Segment Open

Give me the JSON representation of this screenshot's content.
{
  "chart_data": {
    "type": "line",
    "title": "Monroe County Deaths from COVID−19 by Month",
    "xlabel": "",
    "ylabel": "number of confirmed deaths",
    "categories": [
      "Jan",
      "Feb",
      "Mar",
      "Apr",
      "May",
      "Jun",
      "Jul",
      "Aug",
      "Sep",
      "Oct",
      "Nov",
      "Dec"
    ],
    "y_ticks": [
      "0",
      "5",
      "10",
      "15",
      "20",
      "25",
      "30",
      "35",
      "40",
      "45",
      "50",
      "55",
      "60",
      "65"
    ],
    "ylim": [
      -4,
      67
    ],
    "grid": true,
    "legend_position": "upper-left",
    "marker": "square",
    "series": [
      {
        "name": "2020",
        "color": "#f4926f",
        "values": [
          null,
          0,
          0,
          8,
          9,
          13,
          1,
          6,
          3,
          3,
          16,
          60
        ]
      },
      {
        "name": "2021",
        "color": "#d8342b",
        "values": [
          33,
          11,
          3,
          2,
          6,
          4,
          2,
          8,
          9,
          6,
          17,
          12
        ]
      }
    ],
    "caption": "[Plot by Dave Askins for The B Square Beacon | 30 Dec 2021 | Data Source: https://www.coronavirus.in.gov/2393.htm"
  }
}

Segment Closed

_Instructions to follow_.
Every entry above must be reproduced word for word.

_Exercise answer_.
Give me the JSON representation of this screenshot's content.
{
  "chart_data": {
    "type": "line",
    "title": "Monroe County Deaths from COVID−19 by Month",
    "xlabel": "",
    "ylabel": "number of confirmed deaths",
    "categories": [
      "Jan",
      "Feb",
      "Mar",
      "Apr",
      "May",
      "Jun",
      "Jul",
      "Aug",
      "Sep",
      "Oct",
      "Nov",
      "Dec"
    ],
    "y_ticks": [
      "0",
      "5",
      "10",
      "15",
      "20",
      "25",
      "30",
      "35",
      "40",
      "45",
      "50",
      "55",
      "60",
      "65"
    ],
    "ylim": [
      -4,
      67
    ],
    "grid": true,
    "legend_position": "upper-left",
    "marker": "square",
    "series": [
      {
        "name": "2020",
        "color": "#f4926f",
        "values": [
          null,
          0,
          0,
          8,
          9,
          13,
          1,
          6,
          3,
          3,
          16,
          60
        ]
      },
      {
        "name": "2021",
        "color": "#d8342b",
        "values": [
          33,
          11,
          3,
          2,
          6,
          4,
          2,
          8,
          9,
          6,
          17,
          12
        ]
      }
    ],
    "caption": "[Plot by Dave Askins for The B Square Beacon | 30 Dec 2021 | Data Source: https://www.coronavirus.in.gov/2393.htm"
  }
}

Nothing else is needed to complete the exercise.